** Data lines **
___
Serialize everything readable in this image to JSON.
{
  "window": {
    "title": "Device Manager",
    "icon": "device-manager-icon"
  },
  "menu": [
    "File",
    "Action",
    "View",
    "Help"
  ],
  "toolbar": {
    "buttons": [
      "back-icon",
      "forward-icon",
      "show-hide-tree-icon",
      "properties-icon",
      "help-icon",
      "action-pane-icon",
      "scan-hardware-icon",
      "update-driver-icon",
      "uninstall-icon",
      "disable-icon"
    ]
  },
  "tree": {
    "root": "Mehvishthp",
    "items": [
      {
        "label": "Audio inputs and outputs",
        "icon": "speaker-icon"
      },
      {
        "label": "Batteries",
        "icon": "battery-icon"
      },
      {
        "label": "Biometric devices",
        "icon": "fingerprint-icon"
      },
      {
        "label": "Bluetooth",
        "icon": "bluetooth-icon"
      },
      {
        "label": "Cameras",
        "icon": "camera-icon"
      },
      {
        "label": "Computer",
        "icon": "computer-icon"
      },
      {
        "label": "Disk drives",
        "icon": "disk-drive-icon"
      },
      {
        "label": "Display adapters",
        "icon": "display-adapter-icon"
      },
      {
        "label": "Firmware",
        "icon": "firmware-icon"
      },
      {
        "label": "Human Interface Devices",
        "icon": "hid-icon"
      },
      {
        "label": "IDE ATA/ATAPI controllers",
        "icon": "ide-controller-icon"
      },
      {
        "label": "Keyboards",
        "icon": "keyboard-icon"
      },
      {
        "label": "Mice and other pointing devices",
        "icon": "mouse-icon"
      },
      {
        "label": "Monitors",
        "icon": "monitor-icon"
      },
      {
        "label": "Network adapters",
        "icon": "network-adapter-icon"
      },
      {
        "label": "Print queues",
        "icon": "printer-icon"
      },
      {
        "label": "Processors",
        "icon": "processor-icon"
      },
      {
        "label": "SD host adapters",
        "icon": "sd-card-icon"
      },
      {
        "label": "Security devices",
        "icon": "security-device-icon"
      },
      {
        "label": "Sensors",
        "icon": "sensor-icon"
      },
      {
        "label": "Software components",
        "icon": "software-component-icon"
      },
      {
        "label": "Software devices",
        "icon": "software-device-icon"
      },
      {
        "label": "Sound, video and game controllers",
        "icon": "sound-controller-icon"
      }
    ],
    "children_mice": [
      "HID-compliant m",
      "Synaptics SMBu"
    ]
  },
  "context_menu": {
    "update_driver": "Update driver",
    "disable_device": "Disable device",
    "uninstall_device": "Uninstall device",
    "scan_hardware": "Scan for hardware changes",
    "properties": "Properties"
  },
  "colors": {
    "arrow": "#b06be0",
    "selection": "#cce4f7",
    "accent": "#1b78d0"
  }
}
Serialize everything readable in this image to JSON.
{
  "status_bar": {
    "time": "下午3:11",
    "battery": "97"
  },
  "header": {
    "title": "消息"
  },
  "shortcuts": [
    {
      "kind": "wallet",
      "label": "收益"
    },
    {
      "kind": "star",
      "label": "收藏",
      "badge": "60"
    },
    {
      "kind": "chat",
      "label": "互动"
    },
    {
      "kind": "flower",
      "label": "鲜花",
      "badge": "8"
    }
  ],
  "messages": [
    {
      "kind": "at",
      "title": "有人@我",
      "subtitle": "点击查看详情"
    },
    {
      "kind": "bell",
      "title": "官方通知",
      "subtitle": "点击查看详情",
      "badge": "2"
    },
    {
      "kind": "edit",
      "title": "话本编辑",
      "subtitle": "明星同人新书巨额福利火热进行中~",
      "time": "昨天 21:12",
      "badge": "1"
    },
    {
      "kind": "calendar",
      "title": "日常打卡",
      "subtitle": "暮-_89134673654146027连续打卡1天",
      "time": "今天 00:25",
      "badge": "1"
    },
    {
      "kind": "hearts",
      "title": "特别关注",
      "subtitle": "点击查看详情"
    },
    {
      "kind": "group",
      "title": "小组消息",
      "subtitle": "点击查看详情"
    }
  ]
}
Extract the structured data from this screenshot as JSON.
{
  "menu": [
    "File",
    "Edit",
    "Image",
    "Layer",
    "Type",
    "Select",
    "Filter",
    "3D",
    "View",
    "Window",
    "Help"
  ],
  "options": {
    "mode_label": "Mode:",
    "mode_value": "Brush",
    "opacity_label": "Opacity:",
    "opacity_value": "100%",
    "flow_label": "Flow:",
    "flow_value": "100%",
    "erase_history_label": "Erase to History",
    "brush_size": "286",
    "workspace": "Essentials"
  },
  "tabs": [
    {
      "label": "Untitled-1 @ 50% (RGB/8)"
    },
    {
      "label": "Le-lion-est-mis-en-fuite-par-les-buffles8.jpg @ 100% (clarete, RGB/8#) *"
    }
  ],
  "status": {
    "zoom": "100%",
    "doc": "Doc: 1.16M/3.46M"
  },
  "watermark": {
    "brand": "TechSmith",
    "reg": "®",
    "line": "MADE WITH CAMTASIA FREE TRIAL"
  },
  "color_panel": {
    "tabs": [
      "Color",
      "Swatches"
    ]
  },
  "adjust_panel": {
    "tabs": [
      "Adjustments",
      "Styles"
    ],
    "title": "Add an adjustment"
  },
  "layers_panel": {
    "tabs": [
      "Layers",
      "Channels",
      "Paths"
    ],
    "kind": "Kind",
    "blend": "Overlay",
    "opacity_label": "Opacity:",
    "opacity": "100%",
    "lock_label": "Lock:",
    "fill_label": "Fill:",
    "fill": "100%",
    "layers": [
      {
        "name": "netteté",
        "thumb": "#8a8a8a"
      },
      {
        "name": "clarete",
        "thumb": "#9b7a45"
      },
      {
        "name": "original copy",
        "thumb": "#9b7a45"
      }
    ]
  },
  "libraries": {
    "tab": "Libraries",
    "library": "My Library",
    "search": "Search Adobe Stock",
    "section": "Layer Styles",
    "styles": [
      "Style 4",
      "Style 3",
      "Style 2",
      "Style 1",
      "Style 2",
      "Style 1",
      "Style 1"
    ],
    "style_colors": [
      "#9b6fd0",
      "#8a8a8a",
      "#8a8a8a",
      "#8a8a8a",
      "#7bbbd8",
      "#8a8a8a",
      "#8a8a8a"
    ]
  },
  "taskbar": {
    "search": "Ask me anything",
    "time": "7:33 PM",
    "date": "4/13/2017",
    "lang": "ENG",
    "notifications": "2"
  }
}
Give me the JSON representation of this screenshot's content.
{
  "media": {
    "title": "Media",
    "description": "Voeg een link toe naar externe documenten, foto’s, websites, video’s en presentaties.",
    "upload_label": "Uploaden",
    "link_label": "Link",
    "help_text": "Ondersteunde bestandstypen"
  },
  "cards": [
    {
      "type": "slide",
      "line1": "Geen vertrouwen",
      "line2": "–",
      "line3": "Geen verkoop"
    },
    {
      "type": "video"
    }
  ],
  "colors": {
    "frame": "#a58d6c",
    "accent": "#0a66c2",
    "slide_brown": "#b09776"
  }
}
___
** Work to complete **
Show the lines that mention the word "this".

** Exercise answer **
Serialize everything readable in this image to JSON.
Serialize everything readable in this image to JSON.
Extract the structured data from this screenshot as JSON.
Give me the JSON representation of this screenshot's content.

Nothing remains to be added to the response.